____ INFORMATION GIVEN

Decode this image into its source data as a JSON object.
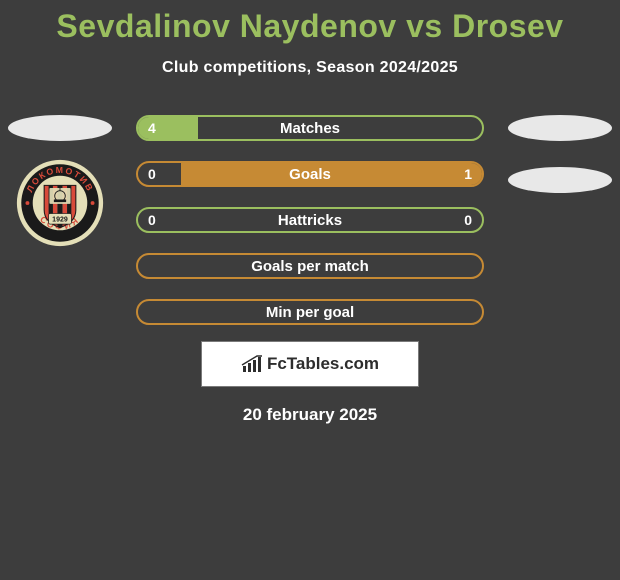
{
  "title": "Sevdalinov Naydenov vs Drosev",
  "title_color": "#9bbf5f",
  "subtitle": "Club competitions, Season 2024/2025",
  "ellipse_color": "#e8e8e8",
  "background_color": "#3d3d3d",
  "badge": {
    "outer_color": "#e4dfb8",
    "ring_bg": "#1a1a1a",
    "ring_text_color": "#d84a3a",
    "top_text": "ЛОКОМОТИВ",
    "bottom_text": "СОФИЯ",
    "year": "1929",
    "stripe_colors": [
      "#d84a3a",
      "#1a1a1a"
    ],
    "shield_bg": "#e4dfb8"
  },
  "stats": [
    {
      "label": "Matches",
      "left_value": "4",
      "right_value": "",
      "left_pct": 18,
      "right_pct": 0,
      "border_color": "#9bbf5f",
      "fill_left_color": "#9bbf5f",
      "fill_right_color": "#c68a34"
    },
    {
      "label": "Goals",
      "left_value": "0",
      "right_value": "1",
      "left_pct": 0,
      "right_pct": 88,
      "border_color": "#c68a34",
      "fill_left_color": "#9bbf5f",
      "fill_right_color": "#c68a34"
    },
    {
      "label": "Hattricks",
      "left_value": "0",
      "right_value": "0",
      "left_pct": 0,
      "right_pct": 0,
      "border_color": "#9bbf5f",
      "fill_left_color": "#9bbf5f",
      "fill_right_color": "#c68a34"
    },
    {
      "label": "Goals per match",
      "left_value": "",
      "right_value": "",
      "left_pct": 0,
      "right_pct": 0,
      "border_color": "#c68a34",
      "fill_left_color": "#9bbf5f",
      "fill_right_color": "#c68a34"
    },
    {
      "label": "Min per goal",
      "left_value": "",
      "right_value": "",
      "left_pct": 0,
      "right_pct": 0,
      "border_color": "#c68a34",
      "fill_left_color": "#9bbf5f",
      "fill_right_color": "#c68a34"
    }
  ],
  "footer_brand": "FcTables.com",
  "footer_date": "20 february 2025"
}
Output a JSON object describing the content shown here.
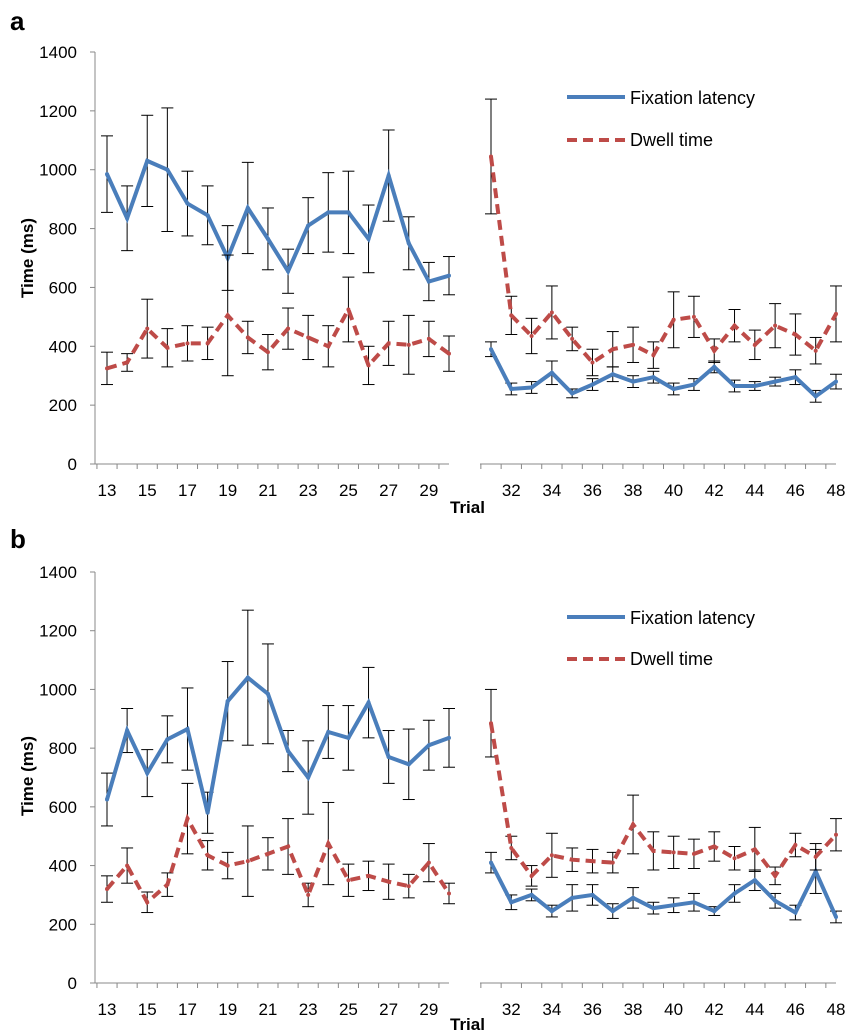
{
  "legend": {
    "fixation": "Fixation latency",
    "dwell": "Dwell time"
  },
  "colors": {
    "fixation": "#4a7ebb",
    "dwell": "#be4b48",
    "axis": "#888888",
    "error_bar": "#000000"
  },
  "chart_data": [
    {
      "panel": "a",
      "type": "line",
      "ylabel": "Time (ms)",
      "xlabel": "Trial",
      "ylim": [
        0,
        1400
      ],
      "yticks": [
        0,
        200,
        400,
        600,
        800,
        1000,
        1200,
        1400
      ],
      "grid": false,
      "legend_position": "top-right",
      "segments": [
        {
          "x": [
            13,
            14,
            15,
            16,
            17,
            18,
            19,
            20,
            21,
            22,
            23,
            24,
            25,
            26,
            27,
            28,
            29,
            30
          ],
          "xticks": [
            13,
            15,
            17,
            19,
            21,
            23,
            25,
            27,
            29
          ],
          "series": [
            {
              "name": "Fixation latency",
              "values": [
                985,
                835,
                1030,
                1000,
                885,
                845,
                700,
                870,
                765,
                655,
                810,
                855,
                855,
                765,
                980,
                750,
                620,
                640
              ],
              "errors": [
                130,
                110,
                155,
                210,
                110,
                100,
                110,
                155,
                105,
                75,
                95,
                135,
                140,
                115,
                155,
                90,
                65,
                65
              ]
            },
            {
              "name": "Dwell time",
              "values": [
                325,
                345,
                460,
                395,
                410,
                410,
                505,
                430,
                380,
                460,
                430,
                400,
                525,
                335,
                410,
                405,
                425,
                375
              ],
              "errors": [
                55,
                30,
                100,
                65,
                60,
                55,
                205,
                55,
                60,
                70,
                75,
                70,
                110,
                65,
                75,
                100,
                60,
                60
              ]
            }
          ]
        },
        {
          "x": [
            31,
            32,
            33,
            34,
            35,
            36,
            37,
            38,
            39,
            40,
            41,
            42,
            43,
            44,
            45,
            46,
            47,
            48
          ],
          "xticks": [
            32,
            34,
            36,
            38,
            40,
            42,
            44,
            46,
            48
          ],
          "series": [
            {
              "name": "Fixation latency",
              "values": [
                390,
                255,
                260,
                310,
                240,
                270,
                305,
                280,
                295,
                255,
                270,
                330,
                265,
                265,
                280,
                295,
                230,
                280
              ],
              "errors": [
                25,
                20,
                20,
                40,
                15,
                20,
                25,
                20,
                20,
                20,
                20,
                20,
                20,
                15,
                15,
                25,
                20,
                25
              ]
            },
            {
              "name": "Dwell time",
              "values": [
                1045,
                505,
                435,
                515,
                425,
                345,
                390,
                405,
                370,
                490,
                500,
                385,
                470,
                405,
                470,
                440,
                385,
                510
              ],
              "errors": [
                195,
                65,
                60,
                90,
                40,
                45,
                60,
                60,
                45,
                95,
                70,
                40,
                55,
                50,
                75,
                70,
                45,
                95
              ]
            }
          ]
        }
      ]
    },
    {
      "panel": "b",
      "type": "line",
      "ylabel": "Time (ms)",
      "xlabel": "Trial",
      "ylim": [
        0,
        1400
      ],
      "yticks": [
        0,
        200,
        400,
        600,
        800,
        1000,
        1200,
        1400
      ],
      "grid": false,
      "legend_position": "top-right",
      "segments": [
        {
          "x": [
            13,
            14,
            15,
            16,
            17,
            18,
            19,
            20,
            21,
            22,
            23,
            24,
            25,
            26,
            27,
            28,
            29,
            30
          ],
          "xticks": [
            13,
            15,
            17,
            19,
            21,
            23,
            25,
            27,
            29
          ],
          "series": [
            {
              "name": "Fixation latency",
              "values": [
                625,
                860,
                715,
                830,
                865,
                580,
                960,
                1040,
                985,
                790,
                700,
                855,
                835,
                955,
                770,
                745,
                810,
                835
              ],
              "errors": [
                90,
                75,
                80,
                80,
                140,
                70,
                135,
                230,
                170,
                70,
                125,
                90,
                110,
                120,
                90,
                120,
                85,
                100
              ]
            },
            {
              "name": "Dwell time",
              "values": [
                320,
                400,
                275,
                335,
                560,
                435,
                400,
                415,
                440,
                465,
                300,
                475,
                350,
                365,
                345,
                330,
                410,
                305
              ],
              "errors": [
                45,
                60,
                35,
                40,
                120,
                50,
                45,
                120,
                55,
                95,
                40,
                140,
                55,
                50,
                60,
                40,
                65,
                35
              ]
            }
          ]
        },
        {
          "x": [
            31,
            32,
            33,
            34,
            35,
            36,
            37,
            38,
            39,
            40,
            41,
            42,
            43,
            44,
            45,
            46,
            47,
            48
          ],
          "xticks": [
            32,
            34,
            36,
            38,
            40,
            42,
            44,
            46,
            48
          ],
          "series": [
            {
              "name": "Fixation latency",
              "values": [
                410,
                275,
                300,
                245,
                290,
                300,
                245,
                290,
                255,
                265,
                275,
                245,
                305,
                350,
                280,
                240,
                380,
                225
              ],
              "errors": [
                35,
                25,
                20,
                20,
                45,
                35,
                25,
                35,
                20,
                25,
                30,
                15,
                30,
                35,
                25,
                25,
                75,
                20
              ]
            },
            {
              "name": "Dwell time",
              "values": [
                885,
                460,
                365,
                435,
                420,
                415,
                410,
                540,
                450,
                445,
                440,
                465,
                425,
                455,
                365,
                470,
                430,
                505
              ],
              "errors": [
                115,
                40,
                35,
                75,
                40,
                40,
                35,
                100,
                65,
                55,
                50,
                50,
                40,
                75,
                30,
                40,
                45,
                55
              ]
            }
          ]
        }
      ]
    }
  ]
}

________
____ INFORMATION GIVEN

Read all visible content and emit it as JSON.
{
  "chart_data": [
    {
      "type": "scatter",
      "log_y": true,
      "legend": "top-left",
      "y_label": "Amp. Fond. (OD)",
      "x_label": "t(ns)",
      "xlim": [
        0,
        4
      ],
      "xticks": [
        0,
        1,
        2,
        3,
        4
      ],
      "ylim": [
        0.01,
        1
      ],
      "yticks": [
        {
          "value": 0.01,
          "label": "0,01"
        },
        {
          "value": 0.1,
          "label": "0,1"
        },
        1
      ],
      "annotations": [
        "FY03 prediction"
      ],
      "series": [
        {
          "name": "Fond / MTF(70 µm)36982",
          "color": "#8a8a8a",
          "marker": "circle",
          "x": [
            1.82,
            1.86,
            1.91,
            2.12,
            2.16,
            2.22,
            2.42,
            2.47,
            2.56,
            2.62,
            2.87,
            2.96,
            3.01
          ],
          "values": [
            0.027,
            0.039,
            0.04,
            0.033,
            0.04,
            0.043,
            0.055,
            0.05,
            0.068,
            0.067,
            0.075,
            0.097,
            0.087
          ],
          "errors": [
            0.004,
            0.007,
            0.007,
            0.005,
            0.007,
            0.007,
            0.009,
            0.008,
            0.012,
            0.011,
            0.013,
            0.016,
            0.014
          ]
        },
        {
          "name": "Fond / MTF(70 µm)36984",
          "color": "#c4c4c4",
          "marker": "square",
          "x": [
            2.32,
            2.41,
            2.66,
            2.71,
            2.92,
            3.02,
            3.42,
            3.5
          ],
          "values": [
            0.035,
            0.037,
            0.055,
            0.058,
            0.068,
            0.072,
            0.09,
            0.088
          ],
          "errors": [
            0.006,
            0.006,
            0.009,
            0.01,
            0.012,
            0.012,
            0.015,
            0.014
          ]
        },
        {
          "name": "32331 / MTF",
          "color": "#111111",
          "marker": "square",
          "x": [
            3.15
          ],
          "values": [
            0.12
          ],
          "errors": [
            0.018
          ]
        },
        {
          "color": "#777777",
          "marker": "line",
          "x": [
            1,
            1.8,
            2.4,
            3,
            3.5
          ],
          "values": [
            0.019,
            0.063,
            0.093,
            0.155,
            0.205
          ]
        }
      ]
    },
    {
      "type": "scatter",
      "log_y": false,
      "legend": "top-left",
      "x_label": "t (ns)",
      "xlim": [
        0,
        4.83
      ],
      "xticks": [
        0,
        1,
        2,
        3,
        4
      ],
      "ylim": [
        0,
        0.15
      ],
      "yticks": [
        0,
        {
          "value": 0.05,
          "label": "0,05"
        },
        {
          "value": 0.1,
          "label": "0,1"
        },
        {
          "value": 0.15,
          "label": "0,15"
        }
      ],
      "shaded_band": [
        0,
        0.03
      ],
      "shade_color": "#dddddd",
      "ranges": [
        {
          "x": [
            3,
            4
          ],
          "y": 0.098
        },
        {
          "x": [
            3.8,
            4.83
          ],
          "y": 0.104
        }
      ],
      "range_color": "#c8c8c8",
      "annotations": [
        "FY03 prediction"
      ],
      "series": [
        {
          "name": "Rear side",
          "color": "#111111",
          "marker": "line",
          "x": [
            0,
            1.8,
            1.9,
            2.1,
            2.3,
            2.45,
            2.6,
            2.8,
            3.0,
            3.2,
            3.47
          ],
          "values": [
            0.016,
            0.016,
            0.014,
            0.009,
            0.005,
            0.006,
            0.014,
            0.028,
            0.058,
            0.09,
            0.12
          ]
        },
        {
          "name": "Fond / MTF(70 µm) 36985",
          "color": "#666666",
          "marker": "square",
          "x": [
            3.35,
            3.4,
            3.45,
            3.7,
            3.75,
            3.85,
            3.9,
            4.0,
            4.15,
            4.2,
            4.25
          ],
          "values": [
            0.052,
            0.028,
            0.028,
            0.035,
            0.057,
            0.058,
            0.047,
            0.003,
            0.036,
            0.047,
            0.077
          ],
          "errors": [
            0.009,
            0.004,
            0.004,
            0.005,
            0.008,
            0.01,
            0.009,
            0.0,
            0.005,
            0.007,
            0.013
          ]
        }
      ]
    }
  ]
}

________

JOB:
Copy each line of the records above that carries the word "Fond".

EXPECTED OUTPUT:
      "y_label": "Amp. Fond. (OD)",
          "name": "Fond / MTF(70 µm)36982",
          "name": "Fond / MTF(70 µm)36984",
          "name": "Fond / MTF(70 µm) 36985",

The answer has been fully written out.